Copy out all the records, word for word.
■ ■ ■ ■ ■ ■ ■
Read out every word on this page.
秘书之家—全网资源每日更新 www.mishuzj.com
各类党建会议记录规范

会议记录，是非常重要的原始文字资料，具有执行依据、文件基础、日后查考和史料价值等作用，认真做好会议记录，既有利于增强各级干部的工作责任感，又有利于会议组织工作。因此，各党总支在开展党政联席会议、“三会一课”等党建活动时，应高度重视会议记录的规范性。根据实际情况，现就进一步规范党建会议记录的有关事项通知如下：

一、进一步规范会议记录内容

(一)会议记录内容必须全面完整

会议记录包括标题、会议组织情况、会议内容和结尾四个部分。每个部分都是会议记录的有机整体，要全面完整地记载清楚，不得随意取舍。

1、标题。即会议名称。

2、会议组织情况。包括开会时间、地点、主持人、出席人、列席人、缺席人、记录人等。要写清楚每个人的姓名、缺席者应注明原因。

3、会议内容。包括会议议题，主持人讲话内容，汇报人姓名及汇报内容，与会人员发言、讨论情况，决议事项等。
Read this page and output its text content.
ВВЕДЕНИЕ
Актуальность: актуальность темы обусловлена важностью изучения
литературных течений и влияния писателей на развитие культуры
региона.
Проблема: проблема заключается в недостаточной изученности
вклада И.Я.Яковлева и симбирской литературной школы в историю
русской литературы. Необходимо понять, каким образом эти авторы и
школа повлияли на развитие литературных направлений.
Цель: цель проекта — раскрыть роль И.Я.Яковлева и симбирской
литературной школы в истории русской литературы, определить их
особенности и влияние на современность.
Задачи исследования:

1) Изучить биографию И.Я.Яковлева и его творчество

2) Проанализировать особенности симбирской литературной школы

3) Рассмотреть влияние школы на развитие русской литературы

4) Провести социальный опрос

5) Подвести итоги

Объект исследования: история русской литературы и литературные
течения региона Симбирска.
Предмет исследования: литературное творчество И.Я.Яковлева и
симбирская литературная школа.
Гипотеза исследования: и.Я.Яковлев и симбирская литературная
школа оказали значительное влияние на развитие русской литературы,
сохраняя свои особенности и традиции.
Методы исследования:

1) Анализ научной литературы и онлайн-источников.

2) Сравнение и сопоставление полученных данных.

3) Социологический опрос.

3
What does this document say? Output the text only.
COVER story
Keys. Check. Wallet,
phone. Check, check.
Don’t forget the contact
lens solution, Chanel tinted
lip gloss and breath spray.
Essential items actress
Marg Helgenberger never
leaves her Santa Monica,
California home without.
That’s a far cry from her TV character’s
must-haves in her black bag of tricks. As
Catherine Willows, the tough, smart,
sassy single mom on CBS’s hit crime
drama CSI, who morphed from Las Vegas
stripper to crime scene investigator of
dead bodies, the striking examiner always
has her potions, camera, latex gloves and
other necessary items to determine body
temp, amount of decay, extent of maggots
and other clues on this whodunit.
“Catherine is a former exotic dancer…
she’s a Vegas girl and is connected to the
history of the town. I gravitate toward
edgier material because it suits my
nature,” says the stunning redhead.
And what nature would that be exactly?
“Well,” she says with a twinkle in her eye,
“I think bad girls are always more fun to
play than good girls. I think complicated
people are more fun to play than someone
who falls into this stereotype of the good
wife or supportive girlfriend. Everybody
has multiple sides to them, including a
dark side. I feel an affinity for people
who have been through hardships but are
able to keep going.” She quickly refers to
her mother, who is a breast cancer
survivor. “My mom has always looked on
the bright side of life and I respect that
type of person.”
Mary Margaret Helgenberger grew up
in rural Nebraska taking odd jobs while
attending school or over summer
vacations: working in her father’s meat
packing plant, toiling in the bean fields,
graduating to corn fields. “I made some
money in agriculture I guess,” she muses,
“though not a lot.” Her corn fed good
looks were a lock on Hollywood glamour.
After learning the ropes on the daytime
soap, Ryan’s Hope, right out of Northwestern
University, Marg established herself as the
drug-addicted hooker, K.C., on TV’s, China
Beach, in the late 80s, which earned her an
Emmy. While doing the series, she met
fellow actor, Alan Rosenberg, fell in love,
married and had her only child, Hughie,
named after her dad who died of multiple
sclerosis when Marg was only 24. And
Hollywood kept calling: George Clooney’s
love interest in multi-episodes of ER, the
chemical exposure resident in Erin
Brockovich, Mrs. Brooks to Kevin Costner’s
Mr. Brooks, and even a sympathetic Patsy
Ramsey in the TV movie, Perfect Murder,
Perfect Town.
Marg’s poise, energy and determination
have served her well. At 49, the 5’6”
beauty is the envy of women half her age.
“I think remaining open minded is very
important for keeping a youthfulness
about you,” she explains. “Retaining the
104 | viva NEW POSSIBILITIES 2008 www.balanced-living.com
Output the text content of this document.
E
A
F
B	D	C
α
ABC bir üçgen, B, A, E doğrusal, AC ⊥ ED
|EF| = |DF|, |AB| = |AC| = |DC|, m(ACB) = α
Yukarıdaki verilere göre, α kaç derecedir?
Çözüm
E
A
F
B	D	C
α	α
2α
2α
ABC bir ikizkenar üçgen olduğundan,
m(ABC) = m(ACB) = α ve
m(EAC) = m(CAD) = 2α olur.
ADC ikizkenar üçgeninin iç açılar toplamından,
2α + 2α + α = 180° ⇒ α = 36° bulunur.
■ ■ ■ ■ ■ ■ ■
### COMPLETE ANSWER
Read out every word on this page.
秘书之家—全网资源每日更新 www.mishuzj.com
各类党建会议记录规范

会议记录，是非常重要的原始文字资料，具有执行依据、文件基础、日后查考和史料价值等作用，认真做好会议记录，既有利于增强各级干部的工作责任感，又有利于会议组织工作。因此，各党总支在开展党政联席会议、“三会一课”等党建活动时，应高度重视会议记录的规范性。根据实际情况，现就进一步规范党建会议记录的有关事项通知如下：

一、进一步规范会议记录内容

(一)会议记录内容必须全面完整

会议记录包括标题、会议组织情况、会议内容和结尾四个部分。每个部分都是会议记录的有机整体，要全面完整地记载清楚，不得随意取舍。

1、标题。即会议名称。

2、会议组织情况。包括开会时间、地点、主持人、出席人、列席人、缺席人、记录人等。要写清楚每个人的姓名、缺席者应注明原因。

3、会议内容。包括会议议题，主持人讲话内容，汇报人姓名及汇报内容，与会人员发言、讨论情况，决议事项等。
Read this page and output its text content.
ВВЕДЕНИЕ
Актуальность: актуальность темы обусловлена важностью изучения
литературных течений и влияния писателей на развитие культуры
региона.
Проблема: проблема заключается в недостаточной изученности
вклада И.Я.Яковлева и симбирской литературной школы в историю
русской литературы. Необходимо понять, каким образом эти авторы и
школа повлияли на развитие литературных направлений.
Цель: цель проекта — раскрыть роль И.Я.Яковлева и симбирской
литературной школы в истории русской литературы, определить их
особенности и влияние на современность.
Задачи исследования:

1) Изучить биографию И.Я.Яковлева и его творчество

2) Проанализировать особенности симбирской литературной школы

3) Рассмотреть влияние школы на развитие русской литературы

4) Провести социальный опрос

5) Подвести итоги

Объект исследования: история русской литературы и литературные
течения региона Симбирска.
Предмет исследования: литературное творчество И.Я.Яковлева и
симбирская литературная школа.
Гипотеза исследования: и.Я.Яковлев и симбирская литературная
школа оказали значительное влияние на развитие русской литературы,
сохраняя свои особенности и традиции.
Методы исследования:

1) Анализ научной литературы и онлайн-источников.

2) Сравнение и сопоставление полученных данных.

3) Социологический опрос.

3
What does this document say? Output the text only.
COVER story
Keys. Check. Wallet,
phone. Check, check.
Don’t forget the contact
lens solution, Chanel tinted
lip gloss and breath spray.
Essential items actress
Marg Helgenberger never
leaves her Santa Monica,
California home without.
That’s a far cry from her TV character’s
must-haves in her black bag of tricks. As
Catherine Willows, the tough, smart,
sassy single mom on CBS’s hit crime
drama CSI, who morphed from Las Vegas
stripper to crime scene investigator of
dead bodies, the striking examiner always
has her potions, camera, latex gloves and
other necessary items to determine body
temp, amount of decay, extent of maggots
and other clues on this whodunit.
“Catherine is a former exotic dancer…
she’s a Vegas girl and is connected to the
history of the town. I gravitate toward
edgier material because it suits my
nature,” says the stunning redhead.
And what nature would that be exactly?
“Well,” she says with a twinkle in her eye,
“I think bad girls are always more fun to
play than good girls. I think complicated
people are more fun to play than someone
who falls into this stereotype of the good
wife or supportive girlfriend. Everybody
has multiple sides to them, including a
dark side. I feel an affinity for people
who have been through hardships but are
able to keep going.” She quickly refers to
her mother, who is a breast cancer
survivor. “My mom has always looked on
the bright side of life and I respect that
type of person.”
Mary Margaret Helgenberger grew up
in rural Nebraska taking odd jobs while
attending school or over summer
vacations: working in her father’s meat
packing plant, toiling in the bean fields,
graduating to corn fields. “I made some
money in agriculture I guess,” she muses,
“though not a lot.” Her corn fed good
looks were a lock on Hollywood glamour.
After learning the ropes on the daytime
soap, Ryan’s Hope, right out of Northwestern
University, Marg established herself as the
drug-addicted hooker, K.C., on TV’s, China
Beach, in the late 80s, which earned her an
Emmy. While doing the series, she met
fellow actor, Alan Rosenberg, fell in love,
married and had her only child, Hughie,
named after her dad who died of multiple
sclerosis when Marg was only 24. And
Hollywood kept calling: George Clooney’s
love interest in multi-episodes of ER, the
chemical exposure resident in Erin
Brockovich, Mrs. Brooks to Kevin Costner’s
Mr. Brooks, and even a sympathetic Patsy
Ramsey in the TV movie, Perfect Murder,
Perfect Town.
Marg’s poise, energy and determination
have served her well. At 49, the 5’6”
beauty is the envy of women half her age.
“I think remaining open minded is very
important for keeping a youthfulness
about you,” she explains. “Retaining the
104 | viva NEW POSSIBILITIES 2008 www.balanced-living.com
Output the text content of this document.
E
A
F
B	D	C
α
ABC bir üçgen, B, A, E doğrusal, AC ⊥ ED
|EF| = |DF|, |AB| = |AC| = |DC|, m(ACB) = α
Yukarıdaki verilere göre, α kaç derecedir?
Çözüm
E
A
F
B	D	C
α	α
2α
2α
ABC bir ikizkenar üçgen olduğundan,
m(ABC) = m(ACB) = α ve
m(EAC) = m(CAD) = 2α olur.
ADC ikizkenar üçgeninin iç açılar toplamından,
2α + 2α + α = 180° ⇒ α = 36° bulunur.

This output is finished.